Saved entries
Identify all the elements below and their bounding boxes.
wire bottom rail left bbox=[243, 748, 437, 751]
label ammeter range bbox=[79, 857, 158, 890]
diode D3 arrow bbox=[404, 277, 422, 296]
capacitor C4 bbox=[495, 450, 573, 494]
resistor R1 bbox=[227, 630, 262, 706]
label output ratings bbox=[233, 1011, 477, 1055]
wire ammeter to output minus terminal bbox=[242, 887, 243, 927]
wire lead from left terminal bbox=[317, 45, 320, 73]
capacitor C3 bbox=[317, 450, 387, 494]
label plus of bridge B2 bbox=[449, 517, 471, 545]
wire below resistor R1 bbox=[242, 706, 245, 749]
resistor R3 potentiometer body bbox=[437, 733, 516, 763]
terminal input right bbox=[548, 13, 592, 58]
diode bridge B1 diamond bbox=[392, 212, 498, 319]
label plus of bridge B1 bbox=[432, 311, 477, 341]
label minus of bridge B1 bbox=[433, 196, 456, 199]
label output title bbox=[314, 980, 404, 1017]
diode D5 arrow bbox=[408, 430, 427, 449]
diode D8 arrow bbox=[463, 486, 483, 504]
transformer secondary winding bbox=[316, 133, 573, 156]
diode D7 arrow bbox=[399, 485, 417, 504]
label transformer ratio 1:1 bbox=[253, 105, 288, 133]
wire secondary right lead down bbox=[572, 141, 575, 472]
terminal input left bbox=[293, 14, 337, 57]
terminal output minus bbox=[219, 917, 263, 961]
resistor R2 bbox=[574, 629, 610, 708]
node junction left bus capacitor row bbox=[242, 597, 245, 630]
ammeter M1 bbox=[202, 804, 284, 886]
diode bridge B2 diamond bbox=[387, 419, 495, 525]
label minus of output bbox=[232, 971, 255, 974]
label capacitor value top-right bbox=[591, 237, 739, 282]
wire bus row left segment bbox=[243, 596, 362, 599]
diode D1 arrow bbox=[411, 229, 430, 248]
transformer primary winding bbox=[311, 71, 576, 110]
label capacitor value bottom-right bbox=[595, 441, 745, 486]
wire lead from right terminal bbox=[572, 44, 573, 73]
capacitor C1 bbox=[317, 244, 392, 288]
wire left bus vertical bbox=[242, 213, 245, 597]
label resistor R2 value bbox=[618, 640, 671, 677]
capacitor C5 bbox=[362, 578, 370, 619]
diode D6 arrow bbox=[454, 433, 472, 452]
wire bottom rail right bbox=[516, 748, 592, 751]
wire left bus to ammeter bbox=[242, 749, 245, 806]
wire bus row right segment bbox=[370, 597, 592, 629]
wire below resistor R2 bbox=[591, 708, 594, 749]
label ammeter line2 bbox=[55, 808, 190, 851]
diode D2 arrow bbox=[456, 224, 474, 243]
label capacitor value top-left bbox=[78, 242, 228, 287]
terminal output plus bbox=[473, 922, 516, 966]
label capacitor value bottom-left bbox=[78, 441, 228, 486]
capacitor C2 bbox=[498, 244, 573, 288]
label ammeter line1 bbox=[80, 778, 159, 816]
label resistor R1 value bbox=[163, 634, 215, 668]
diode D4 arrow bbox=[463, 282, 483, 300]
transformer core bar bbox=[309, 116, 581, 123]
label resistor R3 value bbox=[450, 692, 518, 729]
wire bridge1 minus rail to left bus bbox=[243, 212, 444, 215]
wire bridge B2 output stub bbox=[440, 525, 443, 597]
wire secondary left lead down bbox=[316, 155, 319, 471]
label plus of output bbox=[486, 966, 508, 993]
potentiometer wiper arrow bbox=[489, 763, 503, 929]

**EXERCISE GOAL**. Retype every line of the listing above without any changes.

**EXPECTED ANSWER**.
Identify all the elements below and their bounding boxes.
wire bottom rail left bbox=[243, 748, 437, 751]
label ammeter range bbox=[79, 857, 158, 890]
diode D3 arrow bbox=[404, 277, 422, 296]
capacitor C4 bbox=[495, 450, 573, 494]
resistor R1 bbox=[227, 630, 262, 706]
label output ratings bbox=[233, 1011, 477, 1055]
wire ammeter to output minus terminal bbox=[242, 887, 243, 927]
wire lead from left terminal bbox=[317, 45, 320, 73]
capacitor C3 bbox=[317, 450, 387, 494]
label plus of bridge B2 bbox=[449, 517, 471, 545]
wire below resistor R1 bbox=[242, 706, 245, 749]
resistor R3 potentiometer body bbox=[437, 733, 516, 763]
terminal input right bbox=[548, 13, 592, 58]
diode bridge B1 diamond bbox=[392, 212, 498, 319]
label plus of bridge B1 bbox=[432, 311, 477, 341]
label minus of bridge B1 bbox=[433, 196, 456, 199]
label output title bbox=[314, 980, 404, 1017]
diode D5 arrow bbox=[408, 430, 427, 449]
diode D8 arrow bbox=[463, 486, 483, 504]
transformer secondary winding bbox=[316, 133, 573, 156]
diode D7 arrow bbox=[399, 485, 417, 504]
label transformer ratio 1:1 bbox=[253, 105, 288, 133]
wire secondary right lead down bbox=[572, 141, 575, 472]
terminal input left bbox=[293, 14, 337, 57]
terminal output minus bbox=[219, 917, 263, 961]
resistor R2 bbox=[574, 629, 610, 708]
node junction left bus capacitor row bbox=[242, 597, 245, 630]
ammeter M1 bbox=[202, 804, 284, 886]
diode bridge B2 diamond bbox=[387, 419, 495, 525]
label minus of output bbox=[232, 971, 255, 974]
label capacitor value top-right bbox=[591, 237, 739, 282]
wire bus row left segment bbox=[243, 596, 362, 599]
diode D1 arrow bbox=[411, 229, 430, 248]
transformer primary winding bbox=[311, 71, 576, 110]
label capacitor value bottom-right bbox=[595, 441, 745, 486]
wire lead from right terminal bbox=[572, 44, 573, 73]
capacitor C1 bbox=[317, 244, 392, 288]
wire left bus vertical bbox=[242, 213, 245, 597]
label resistor R2 value bbox=[618, 640, 671, 677]
capacitor C5 bbox=[362, 578, 370, 619]
diode D6 arrow bbox=[454, 433, 472, 452]
wire bottom rail right bbox=[516, 748, 592, 751]
wire left bus to ammeter bbox=[242, 749, 245, 806]
wire bus row right segment bbox=[370, 597, 592, 629]
wire below resistor R2 bbox=[591, 708, 594, 749]
label ammeter line2 bbox=[55, 808, 190, 851]
diode D2 arrow bbox=[456, 224, 474, 243]
label capacitor value top-left bbox=[78, 242, 228, 287]
terminal output plus bbox=[473, 922, 516, 966]
label capacitor value bottom-left bbox=[78, 441, 228, 486]
capacitor C2 bbox=[498, 244, 573, 288]
label ammeter line1 bbox=[80, 778, 159, 816]
label resistor R1 value bbox=[163, 634, 215, 668]
diode D4 arrow bbox=[463, 282, 483, 300]
transformer core bar bbox=[309, 116, 581, 123]
label resistor R3 value bbox=[450, 692, 518, 729]
wire bridge1 minus rail to left bus bbox=[243, 212, 444, 215]
wire bridge B2 output stub bbox=[440, 525, 443, 597]
wire secondary left lead down bbox=[316, 155, 319, 471]
label plus of output bbox=[486, 966, 508, 993]
potentiometer wiper arrow bbox=[489, 763, 503, 929]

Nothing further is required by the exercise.